Entries from a dataset
● ● ●

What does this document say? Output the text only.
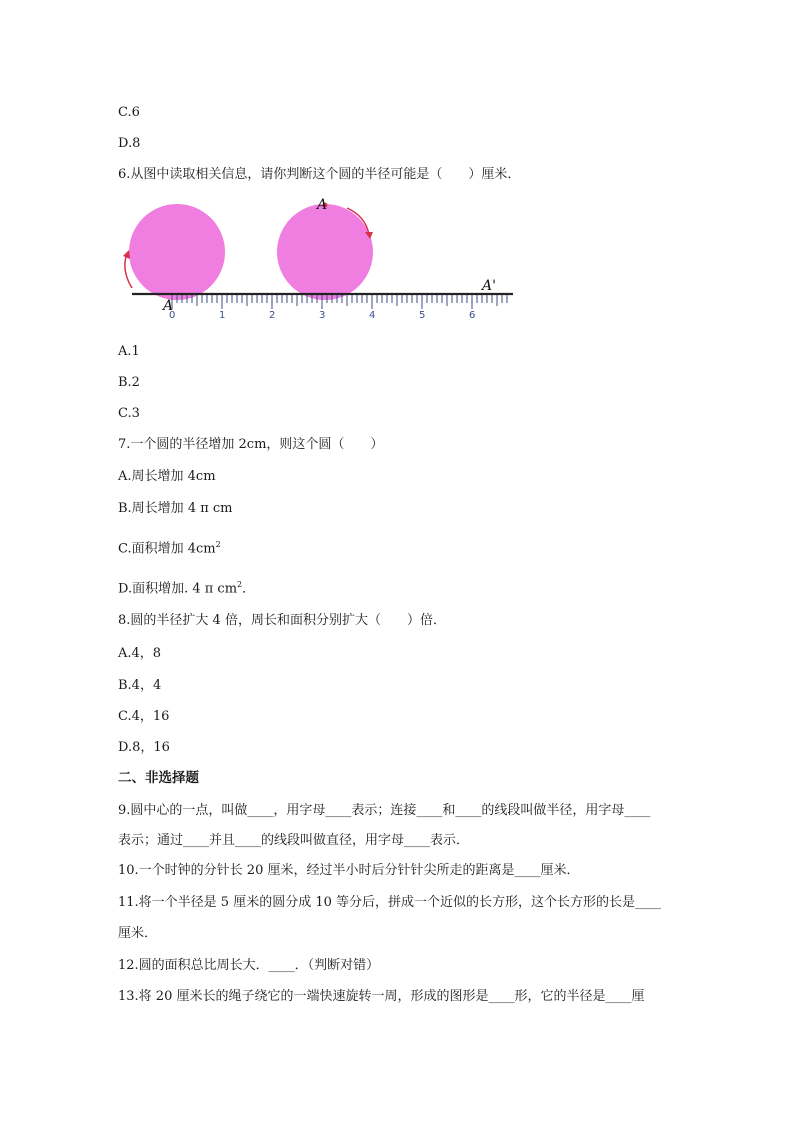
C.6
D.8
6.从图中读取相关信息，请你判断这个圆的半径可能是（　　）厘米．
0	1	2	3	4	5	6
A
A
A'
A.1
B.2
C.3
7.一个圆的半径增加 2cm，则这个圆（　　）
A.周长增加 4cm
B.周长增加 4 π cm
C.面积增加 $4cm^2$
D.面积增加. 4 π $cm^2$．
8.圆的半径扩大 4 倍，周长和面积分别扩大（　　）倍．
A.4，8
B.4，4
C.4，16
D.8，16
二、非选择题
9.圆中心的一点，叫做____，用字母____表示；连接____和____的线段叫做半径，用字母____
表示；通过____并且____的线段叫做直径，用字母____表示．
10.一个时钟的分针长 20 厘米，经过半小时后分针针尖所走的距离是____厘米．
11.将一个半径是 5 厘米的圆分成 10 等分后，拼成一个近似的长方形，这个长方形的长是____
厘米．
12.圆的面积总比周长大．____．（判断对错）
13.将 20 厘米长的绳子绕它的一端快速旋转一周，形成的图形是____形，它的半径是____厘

● ● ●

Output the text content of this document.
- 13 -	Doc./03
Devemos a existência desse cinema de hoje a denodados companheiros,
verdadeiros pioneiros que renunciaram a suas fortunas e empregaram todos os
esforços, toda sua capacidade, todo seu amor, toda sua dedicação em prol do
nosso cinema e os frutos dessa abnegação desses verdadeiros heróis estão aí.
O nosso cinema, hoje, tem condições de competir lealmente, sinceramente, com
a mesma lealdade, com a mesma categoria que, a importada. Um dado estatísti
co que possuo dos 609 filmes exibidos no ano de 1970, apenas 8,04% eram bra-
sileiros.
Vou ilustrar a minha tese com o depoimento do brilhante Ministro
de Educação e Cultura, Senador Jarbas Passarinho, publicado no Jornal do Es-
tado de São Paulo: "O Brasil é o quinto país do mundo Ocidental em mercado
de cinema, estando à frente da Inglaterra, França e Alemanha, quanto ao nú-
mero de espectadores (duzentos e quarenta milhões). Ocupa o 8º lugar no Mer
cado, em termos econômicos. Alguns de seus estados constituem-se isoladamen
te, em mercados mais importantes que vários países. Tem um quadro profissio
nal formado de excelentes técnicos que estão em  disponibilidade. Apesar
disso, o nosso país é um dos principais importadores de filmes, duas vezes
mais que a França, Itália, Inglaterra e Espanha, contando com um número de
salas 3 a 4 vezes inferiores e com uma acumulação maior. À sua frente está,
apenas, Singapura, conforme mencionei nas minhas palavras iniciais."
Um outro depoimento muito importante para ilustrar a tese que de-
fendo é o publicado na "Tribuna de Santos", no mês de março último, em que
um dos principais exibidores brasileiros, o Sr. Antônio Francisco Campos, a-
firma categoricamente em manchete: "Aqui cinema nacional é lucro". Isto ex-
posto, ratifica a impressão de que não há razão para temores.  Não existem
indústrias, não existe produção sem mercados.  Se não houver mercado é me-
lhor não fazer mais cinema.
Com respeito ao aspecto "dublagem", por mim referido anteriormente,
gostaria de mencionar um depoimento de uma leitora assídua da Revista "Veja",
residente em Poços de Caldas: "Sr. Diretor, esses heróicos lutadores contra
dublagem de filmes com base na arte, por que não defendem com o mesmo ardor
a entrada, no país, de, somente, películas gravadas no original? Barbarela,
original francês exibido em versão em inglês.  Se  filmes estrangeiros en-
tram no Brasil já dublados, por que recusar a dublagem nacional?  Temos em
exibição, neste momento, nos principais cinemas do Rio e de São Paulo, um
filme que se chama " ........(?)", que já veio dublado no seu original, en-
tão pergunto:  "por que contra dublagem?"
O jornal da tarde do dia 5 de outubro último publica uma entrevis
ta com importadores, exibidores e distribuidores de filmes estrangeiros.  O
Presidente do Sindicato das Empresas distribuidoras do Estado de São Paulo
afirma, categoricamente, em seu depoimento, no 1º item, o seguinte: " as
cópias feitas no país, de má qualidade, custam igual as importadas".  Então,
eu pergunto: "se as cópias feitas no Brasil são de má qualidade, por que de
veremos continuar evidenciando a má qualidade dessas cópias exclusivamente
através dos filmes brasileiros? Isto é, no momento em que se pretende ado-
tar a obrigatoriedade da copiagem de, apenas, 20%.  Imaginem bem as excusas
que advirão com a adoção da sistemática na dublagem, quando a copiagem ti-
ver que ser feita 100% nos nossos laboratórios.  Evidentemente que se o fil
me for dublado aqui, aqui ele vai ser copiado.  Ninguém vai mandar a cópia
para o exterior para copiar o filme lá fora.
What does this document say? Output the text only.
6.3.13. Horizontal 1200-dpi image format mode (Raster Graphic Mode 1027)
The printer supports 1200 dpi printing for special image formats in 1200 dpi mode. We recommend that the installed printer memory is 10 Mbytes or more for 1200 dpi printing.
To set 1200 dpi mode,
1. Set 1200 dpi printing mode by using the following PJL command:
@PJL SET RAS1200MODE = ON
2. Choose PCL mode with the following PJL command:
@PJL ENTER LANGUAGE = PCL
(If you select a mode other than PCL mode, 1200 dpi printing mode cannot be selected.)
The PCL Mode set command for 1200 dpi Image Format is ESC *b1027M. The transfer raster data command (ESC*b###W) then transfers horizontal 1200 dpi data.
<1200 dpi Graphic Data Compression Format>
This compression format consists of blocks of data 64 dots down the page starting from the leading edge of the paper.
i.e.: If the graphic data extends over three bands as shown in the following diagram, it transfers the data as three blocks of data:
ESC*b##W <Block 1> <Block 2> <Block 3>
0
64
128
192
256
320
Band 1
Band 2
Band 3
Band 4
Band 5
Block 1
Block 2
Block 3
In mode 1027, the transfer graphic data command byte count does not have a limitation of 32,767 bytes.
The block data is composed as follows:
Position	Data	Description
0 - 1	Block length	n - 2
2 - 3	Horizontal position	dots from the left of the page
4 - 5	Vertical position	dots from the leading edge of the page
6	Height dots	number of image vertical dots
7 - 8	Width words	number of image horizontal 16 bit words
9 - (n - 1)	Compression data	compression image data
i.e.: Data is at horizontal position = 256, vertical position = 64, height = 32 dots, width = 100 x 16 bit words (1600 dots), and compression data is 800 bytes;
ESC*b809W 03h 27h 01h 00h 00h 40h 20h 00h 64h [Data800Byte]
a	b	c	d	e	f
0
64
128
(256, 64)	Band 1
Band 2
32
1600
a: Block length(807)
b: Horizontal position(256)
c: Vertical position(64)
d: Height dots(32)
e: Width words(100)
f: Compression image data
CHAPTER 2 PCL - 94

● ● ●

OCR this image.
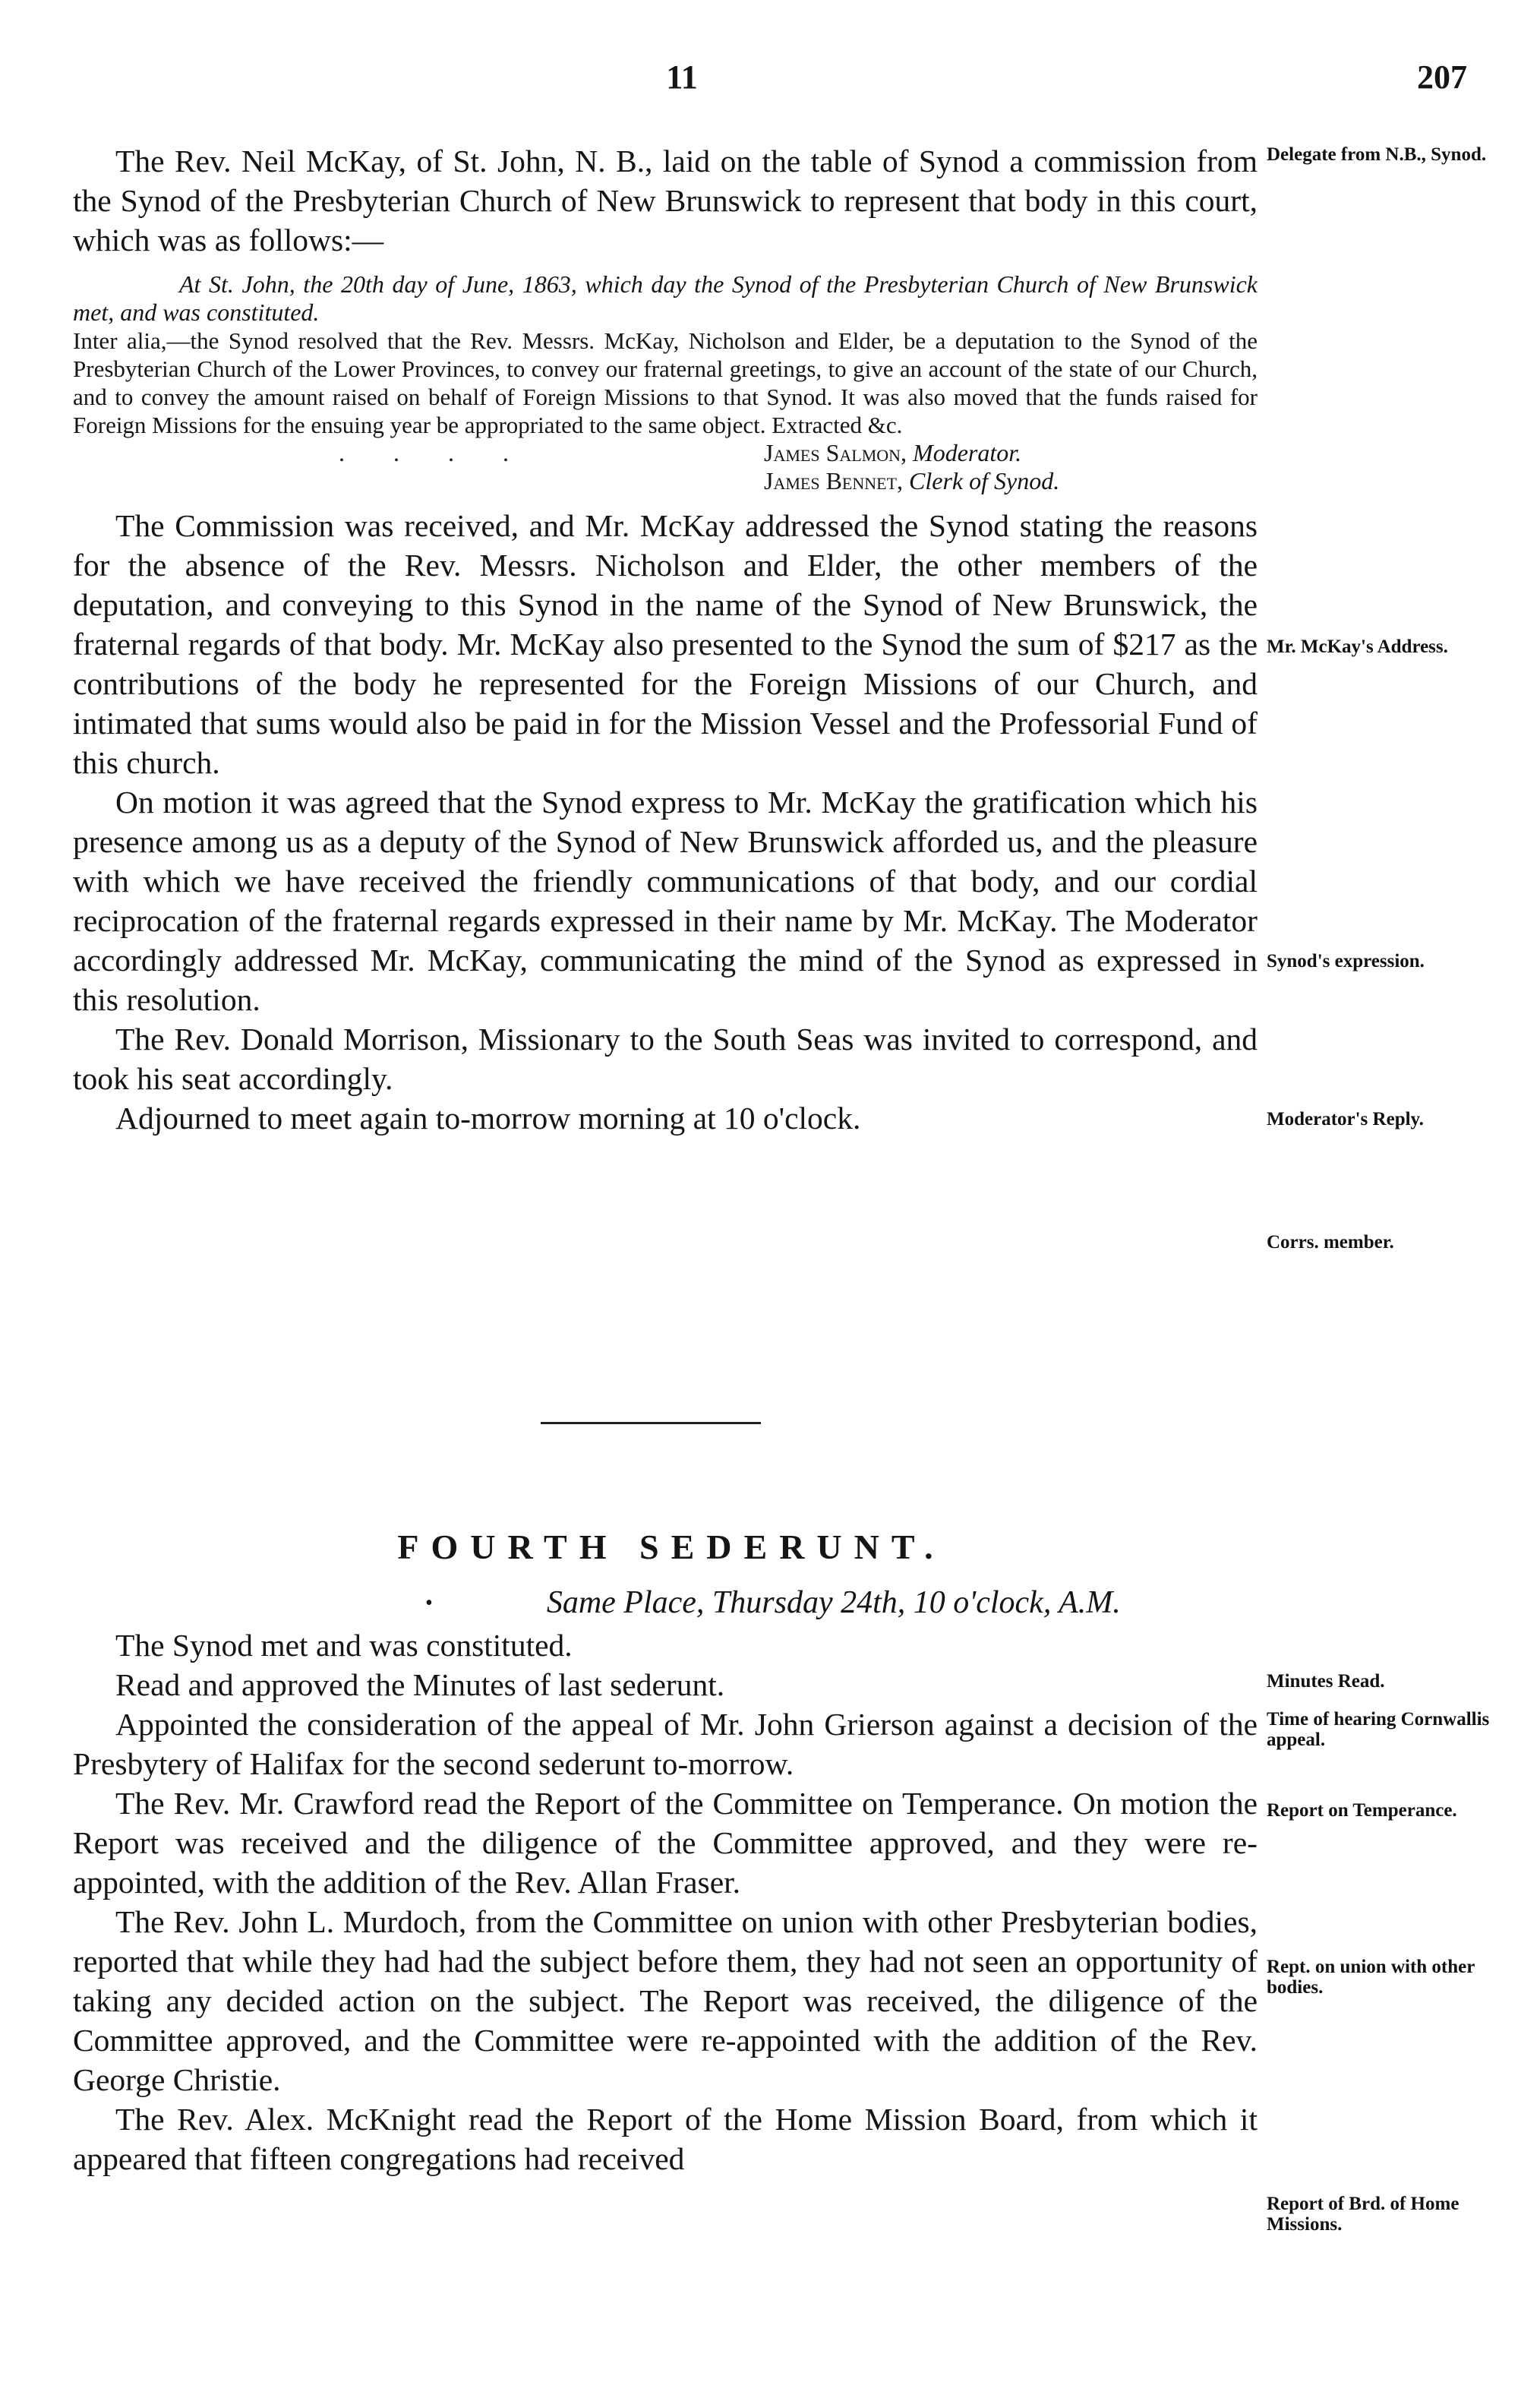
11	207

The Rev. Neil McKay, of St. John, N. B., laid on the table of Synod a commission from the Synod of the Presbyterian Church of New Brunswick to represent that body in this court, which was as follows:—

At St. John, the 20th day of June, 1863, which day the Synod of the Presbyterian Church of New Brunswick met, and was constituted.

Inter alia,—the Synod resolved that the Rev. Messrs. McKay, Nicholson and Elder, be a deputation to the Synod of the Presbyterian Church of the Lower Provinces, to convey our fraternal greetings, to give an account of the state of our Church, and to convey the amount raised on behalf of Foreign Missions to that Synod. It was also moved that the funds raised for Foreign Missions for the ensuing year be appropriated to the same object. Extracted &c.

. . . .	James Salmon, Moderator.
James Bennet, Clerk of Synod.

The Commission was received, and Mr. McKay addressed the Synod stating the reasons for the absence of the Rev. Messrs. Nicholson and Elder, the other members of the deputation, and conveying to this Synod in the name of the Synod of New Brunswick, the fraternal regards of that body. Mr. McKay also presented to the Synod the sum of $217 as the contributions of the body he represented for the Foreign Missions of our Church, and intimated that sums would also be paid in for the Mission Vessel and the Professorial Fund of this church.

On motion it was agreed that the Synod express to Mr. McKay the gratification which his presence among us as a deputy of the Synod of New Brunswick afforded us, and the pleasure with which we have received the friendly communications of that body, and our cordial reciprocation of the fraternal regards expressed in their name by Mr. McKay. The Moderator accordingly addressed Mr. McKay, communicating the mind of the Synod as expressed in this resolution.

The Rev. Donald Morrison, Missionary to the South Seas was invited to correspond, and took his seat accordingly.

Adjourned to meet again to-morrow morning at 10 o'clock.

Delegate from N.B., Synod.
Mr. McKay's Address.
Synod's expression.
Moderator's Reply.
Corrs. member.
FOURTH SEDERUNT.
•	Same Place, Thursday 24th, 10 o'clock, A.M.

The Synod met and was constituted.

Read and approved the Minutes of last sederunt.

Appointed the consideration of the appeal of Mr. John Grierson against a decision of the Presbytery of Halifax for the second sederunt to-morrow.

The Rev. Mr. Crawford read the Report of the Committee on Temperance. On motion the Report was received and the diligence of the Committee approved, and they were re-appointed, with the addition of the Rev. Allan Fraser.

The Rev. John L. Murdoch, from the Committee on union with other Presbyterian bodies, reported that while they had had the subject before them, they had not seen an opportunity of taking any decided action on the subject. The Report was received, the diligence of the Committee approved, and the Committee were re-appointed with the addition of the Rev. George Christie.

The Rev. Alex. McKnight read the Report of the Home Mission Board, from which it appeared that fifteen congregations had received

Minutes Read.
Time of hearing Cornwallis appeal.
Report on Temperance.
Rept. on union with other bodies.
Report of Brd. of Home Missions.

● ● ●

**To be done:** Copy every line of the material in which the word "principais" occurs.

**Exercise solution:**
disso, o nosso país é um dos principais importadores de filmes, duas vezes
um dos principais exibidores brasileiros, o Sr. Antônio Francisco Campos, a-
exibição, neste momento, nos principais cinemas do Rio e de São Paulo, um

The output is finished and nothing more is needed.